--- BEGIN Data for this task ---

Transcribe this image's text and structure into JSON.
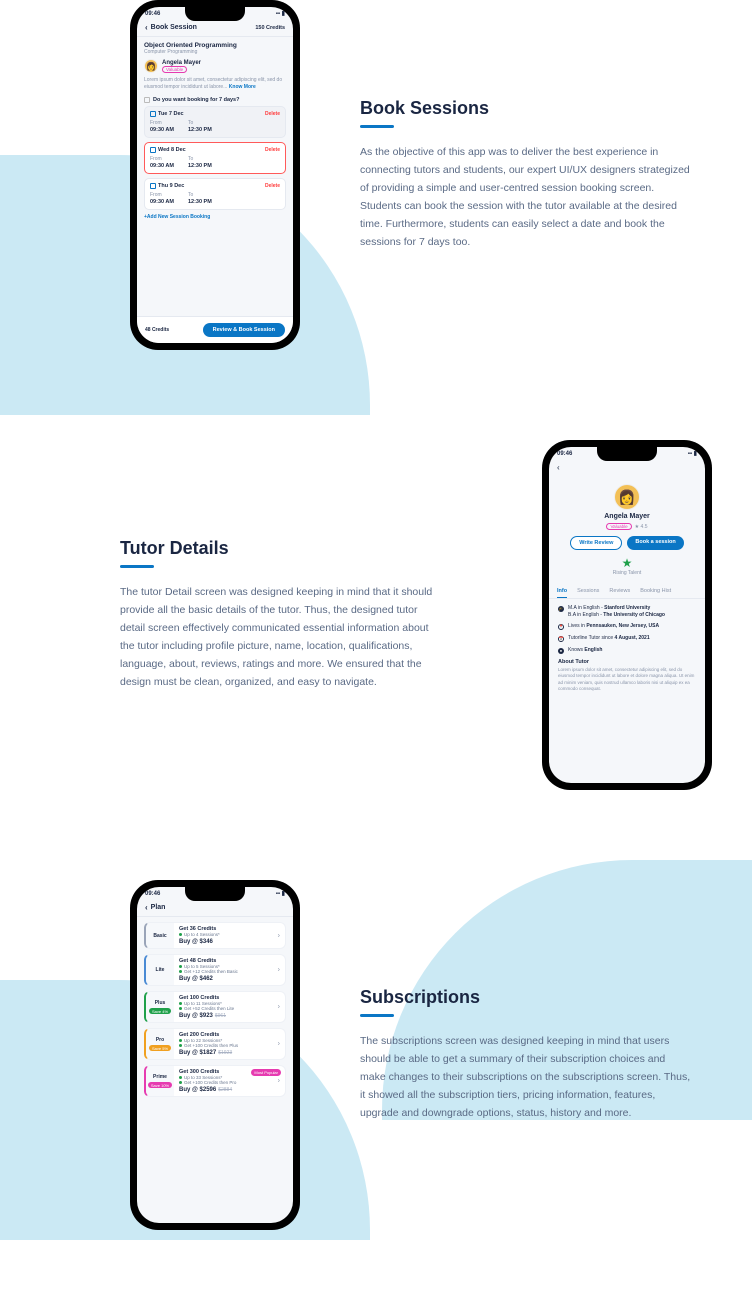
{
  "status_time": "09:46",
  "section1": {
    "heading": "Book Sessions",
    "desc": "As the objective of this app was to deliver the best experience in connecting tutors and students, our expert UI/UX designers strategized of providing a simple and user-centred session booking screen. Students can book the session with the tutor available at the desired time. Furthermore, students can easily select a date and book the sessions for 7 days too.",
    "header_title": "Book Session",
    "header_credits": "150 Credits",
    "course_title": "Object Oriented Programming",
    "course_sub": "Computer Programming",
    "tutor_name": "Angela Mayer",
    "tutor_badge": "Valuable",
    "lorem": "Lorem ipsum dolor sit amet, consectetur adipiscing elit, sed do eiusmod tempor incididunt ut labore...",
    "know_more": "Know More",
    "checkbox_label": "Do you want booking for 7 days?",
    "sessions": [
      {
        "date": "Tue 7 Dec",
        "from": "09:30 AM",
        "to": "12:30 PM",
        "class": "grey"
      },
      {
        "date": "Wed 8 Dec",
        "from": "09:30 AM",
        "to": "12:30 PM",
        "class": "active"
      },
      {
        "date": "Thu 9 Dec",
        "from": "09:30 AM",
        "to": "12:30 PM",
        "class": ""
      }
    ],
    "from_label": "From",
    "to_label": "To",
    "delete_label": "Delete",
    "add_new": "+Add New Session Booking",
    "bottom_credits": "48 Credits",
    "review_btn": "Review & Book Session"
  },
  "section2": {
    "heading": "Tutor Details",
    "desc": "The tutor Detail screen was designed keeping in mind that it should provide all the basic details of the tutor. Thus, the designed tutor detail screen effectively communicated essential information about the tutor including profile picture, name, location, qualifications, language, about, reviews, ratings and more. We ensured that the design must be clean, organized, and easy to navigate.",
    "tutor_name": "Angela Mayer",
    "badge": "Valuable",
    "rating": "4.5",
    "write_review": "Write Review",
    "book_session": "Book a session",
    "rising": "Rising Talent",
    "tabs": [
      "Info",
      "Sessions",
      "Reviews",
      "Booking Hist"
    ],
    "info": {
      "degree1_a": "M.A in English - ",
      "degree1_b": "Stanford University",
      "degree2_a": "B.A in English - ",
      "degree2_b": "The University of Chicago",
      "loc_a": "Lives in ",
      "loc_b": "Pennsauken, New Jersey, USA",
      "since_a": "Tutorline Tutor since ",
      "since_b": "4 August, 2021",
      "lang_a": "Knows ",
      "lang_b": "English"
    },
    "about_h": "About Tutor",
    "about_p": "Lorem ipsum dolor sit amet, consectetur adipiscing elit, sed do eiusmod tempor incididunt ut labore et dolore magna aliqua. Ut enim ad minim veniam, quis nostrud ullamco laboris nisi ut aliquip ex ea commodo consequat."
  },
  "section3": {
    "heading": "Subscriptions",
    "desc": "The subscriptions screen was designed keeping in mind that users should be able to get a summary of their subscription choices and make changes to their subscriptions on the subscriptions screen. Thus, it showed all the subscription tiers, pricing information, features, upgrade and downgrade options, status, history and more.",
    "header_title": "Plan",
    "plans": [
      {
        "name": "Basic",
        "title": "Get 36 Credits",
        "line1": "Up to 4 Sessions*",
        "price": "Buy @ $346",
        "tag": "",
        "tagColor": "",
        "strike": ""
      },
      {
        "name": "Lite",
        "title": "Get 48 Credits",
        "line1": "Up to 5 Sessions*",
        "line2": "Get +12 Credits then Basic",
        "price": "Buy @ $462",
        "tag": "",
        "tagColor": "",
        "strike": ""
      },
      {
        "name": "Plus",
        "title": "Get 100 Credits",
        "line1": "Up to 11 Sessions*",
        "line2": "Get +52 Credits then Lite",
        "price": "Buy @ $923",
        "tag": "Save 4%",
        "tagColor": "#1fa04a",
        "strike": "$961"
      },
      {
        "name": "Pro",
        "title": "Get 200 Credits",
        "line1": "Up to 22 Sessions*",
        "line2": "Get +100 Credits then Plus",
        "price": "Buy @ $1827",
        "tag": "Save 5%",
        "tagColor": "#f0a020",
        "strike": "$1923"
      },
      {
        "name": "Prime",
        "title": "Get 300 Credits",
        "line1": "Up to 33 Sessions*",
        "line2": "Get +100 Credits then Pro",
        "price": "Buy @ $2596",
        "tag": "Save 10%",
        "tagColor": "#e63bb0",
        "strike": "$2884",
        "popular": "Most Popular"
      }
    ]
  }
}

--- END Data for this task ---

_What needs to be done:_
Where a line holds "consectetur", copy that line.

_The completed task:_
    "lorem": "Lorem ipsum dolor sit amet, consectetur adipiscing elit, sed do eiusmod tempor incididunt ut labore...",
    "about_p": "Lorem ipsum dolor sit amet, consectetur adipiscing elit, sed do eiusmod tempor incididunt ut labore et dolore magna aliqua. Ut enim ad minim veniam, quis nostrud ullamco laboris nisi ut aliquip ex ea commodo consequat."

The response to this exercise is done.